» Record set:

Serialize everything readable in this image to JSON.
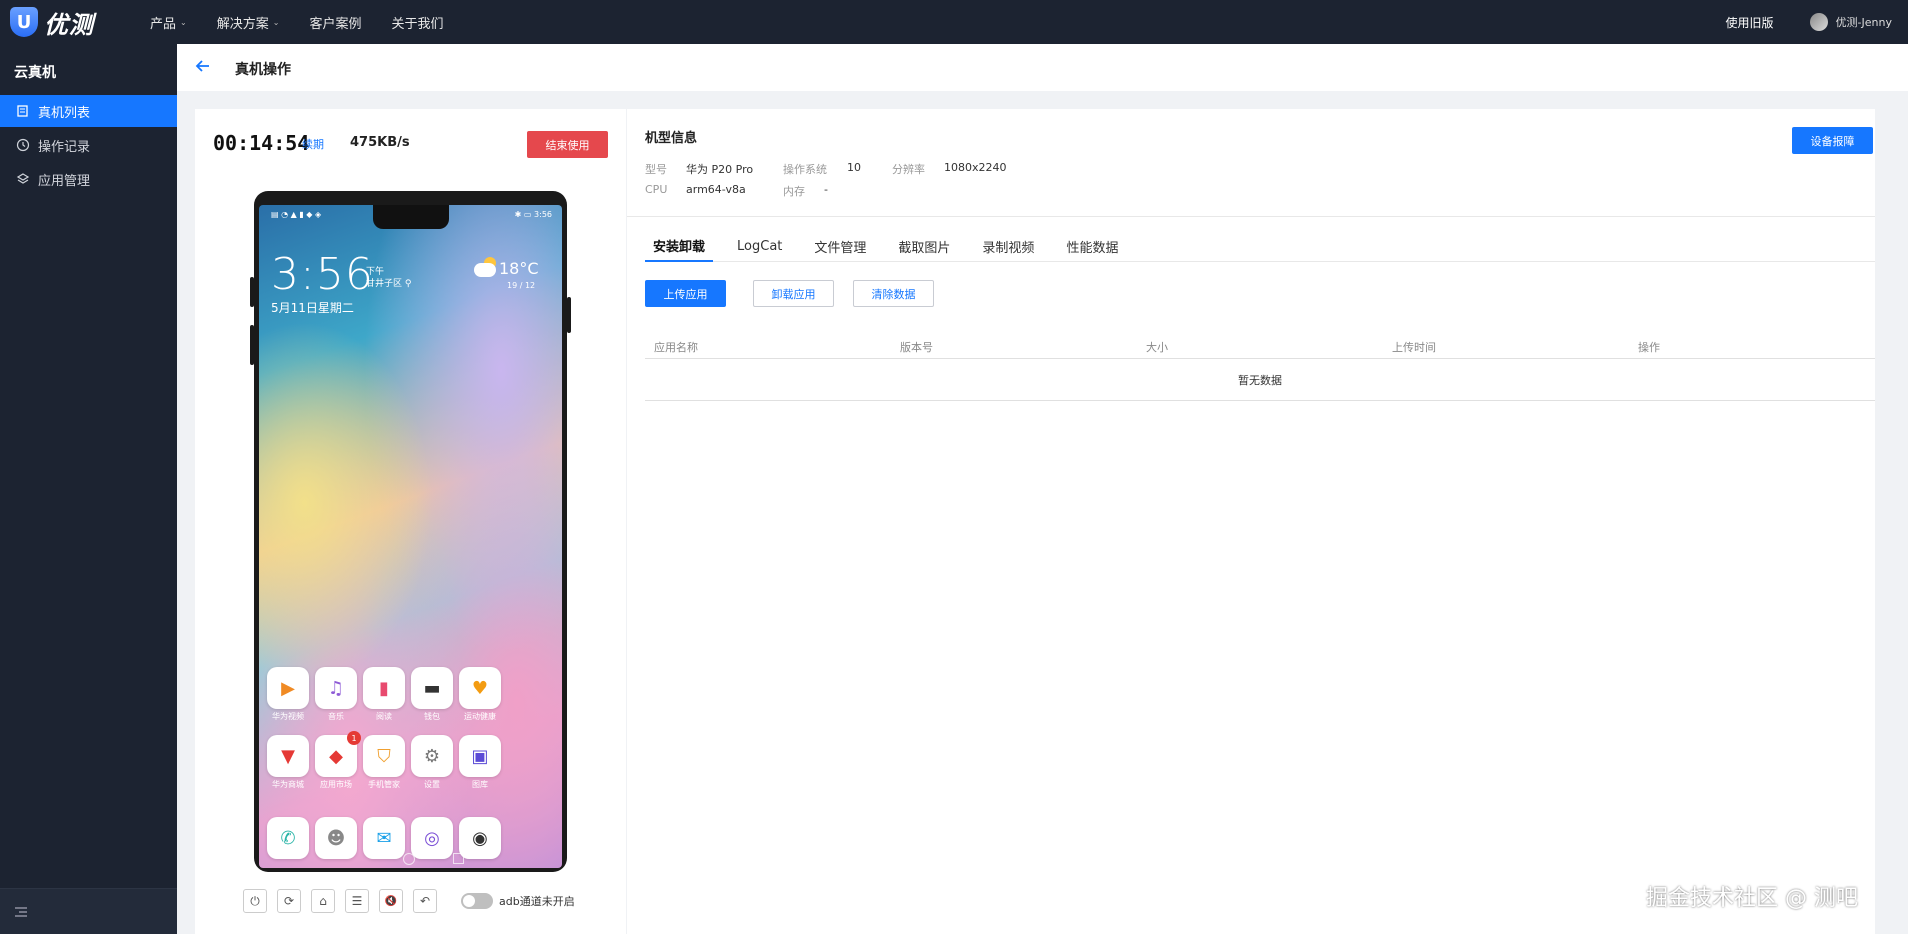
{
  "topbar": {
    "logo_text": "优测",
    "logo_mark": "U",
    "nav": [
      {
        "label": "产品",
        "has_dropdown": true
      },
      {
        "label": "解决方案",
        "has_dropdown": true
      },
      {
        "label": "客户案例",
        "has_dropdown": false
      },
      {
        "label": "关于我们",
        "has_dropdown": false
      }
    ],
    "old_version": "使用旧版",
    "username": "优测-Jenny"
  },
  "sidebar": {
    "title": "云真机",
    "items": [
      {
        "label": "真机列表",
        "icon": "list-icon",
        "active": true
      },
      {
        "label": "操作记录",
        "icon": "clock-icon",
        "active": false
      },
      {
        "label": "应用管理",
        "icon": "layers-icon",
        "active": false
      }
    ]
  },
  "header": {
    "title": "真机操作"
  },
  "session": {
    "timer": "00:14:54",
    "renew": "续期",
    "speed": "475KB/s",
    "end_button": "结束使用"
  },
  "phone": {
    "status_right": "3:56",
    "clock": "3:56",
    "ampm": "下午",
    "location": "甘井子区",
    "date": "5月11日星期二",
    "temp": "18°C",
    "temp_range": "19 / 12",
    "apps": [
      {
        "label": "华为视频",
        "glyph": "▶",
        "color": "#f08a24"
      },
      {
        "label": "音乐",
        "glyph": "♫",
        "color": "#8e5bd6"
      },
      {
        "label": "阅读",
        "glyph": "▮",
        "color": "#e84a6e"
      },
      {
        "label": "钱包",
        "glyph": "▬",
        "color": "#333333"
      },
      {
        "label": "运动健康",
        "glyph": "♥",
        "color": "#f39c12"
      },
      {
        "label": "华为商城",
        "glyph": "▼",
        "color": "#e53935"
      },
      {
        "label": "应用市场",
        "glyph": "◆",
        "color": "#e53935"
      },
      {
        "label": "手机管家",
        "glyph": "⛉",
        "color": "#f0a030"
      },
      {
        "label": "设置",
        "glyph": "⚙",
        "color": "#777777"
      },
      {
        "label": "图库",
        "glyph": "▣",
        "color": "#5b4bd6"
      }
    ],
    "badge": "1",
    "dock": [
      {
        "glyph": "✆",
        "color": "#2bb5a8"
      },
      {
        "glyph": "☻",
        "color": "#888888"
      },
      {
        "glyph": "✉",
        "color": "#1aa0e8"
      },
      {
        "glyph": "◎",
        "color": "#7b4fd6"
      },
      {
        "glyph": "◉",
        "color": "#333333"
      }
    ]
  },
  "controls": {
    "icons": [
      "power-icon",
      "rotate-icon",
      "home-icon",
      "menu-icon",
      "mute-icon",
      "back-icon"
    ],
    "glyphs": [
      "⏻",
      "⟳",
      "⌂",
      "☰",
      "🔇",
      "↶"
    ],
    "adb_label": "adb通道未开启"
  },
  "model": {
    "title": "机型信息",
    "fault_button": "设备报障",
    "labels": {
      "model": "型号",
      "os": "操作系统",
      "resolution": "分辨率",
      "cpu": "CPU",
      "memory": "内存"
    },
    "values": {
      "model": "华为 P20 Pro",
      "os": "10",
      "resolution": "1080x2240",
      "cpu": "arm64-v8a",
      "memory": "-"
    }
  },
  "tabs": [
    "安装卸载",
    "LogCat",
    "文件管理",
    "截取图片",
    "录制视频",
    "性能数据"
  ],
  "actions": {
    "upload": "上传应用",
    "uninstall": "卸载应用",
    "clear": "清除数据"
  },
  "table": {
    "headers": [
      "应用名称",
      "版本号",
      "大小",
      "上传时间",
      "操作"
    ],
    "empty_text": "暂无数据"
  },
  "watermark": "掘金技术社区 @ 测吧"
}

» Problem requirements: All of the material above is to be copied exactly, except for its images.

» Reply:
Serialize everything readable in this image to JSON.
{
  "topbar": {
    "logo_text": "优测",
    "logo_mark": "U",
    "nav": [
      {
        "label": "产品",
        "has_dropdown": true
      },
      {
        "label": "解决方案",
        "has_dropdown": true
      },
      {
        "label": "客户案例",
        "has_dropdown": false
      },
      {
        "label": "关于我们",
        "has_dropdown": false
      }
    ],
    "old_version": "使用旧版",
    "username": "优测-Jenny"
  },
  "sidebar": {
    "title": "云真机",
    "items": [
      {
        "label": "真机列表",
        "icon": "list-icon",
        "active": true
      },
      {
        "label": "操作记录",
        "icon": "clock-icon",
        "active": false
      },
      {
        "label": "应用管理",
        "icon": "layers-icon",
        "active": false
      }
    ]
  },
  "header": {
    "title": "真机操作"
  },
  "session": {
    "timer": "00:14:54",
    "renew": "续期",
    "speed": "475KB/s",
    "end_button": "结束使用"
  },
  "phone": {
    "status_right": "3:56",
    "clock": "3:56",
    "ampm": "下午",
    "location": "甘井子区",
    "date": "5月11日星期二",
    "temp": "18°C",
    "temp_range": "19 / 12",
    "apps": [
      {
        "label": "华为视频",
        "glyph": "▶",
        "color": "#f08a24"
      },
      {
        "label": "音乐",
        "glyph": "♫",
        "color": "#8e5bd6"
      },
      {
        "label": "阅读",
        "glyph": "▮",
        "color": "#e84a6e"
      },
      {
        "label": "钱包",
        "glyph": "▬",
        "color": "#333333"
      },
      {
        "label": "运动健康",
        "glyph": "♥",
        "color": "#f39c12"
      },
      {
        "label": "华为商城",
        "glyph": "▼",
        "color": "#e53935"
      },
      {
        "label": "应用市场",
        "glyph": "◆",
        "color": "#e53935"
      },
      {
        "label": "手机管家",
        "glyph": "⛉",
        "color": "#f0a030"
      },
      {
        "label": "设置",
        "glyph": "⚙",
        "color": "#777777"
      },
      {
        "label": "图库",
        "glyph": "▣",
        "color": "#5b4bd6"
      }
    ],
    "badge": "1",
    "dock": [
      {
        "glyph": "✆",
        "color": "#2bb5a8"
      },
      {
        "glyph": "☻",
        "color": "#888888"
      },
      {
        "glyph": "✉",
        "color": "#1aa0e8"
      },
      {
        "glyph": "◎",
        "color": "#7b4fd6"
      },
      {
        "glyph": "◉",
        "color": "#333333"
      }
    ]
  },
  "controls": {
    "icons": [
      "power-icon",
      "rotate-icon",
      "home-icon",
      "menu-icon",
      "mute-icon",
      "back-icon"
    ],
    "glyphs": [
      "⏻",
      "⟳",
      "⌂",
      "☰",
      "🔇",
      "↶"
    ],
    "adb_label": "adb通道未开启"
  },
  "model": {
    "title": "机型信息",
    "fault_button": "设备报障",
    "labels": {
      "model": "型号",
      "os": "操作系统",
      "resolution": "分辨率",
      "cpu": "CPU",
      "memory": "内存"
    },
    "values": {
      "model": "华为 P20 Pro",
      "os": "10",
      "resolution": "1080x2240",
      "cpu": "arm64-v8a",
      "memory": "-"
    }
  },
  "tabs": [
    "安装卸载",
    "LogCat",
    "文件管理",
    "截取图片",
    "录制视频",
    "性能数据"
  ],
  "actions": {
    "upload": "上传应用",
    "uninstall": "卸载应用",
    "clear": "清除数据"
  },
  "table": {
    "headers": [
      "应用名称",
      "版本号",
      "大小",
      "上传时间",
      "操作"
    ],
    "empty_text": "暂无数据"
  },
  "watermark": "掘金技术社区 @ 测吧"
}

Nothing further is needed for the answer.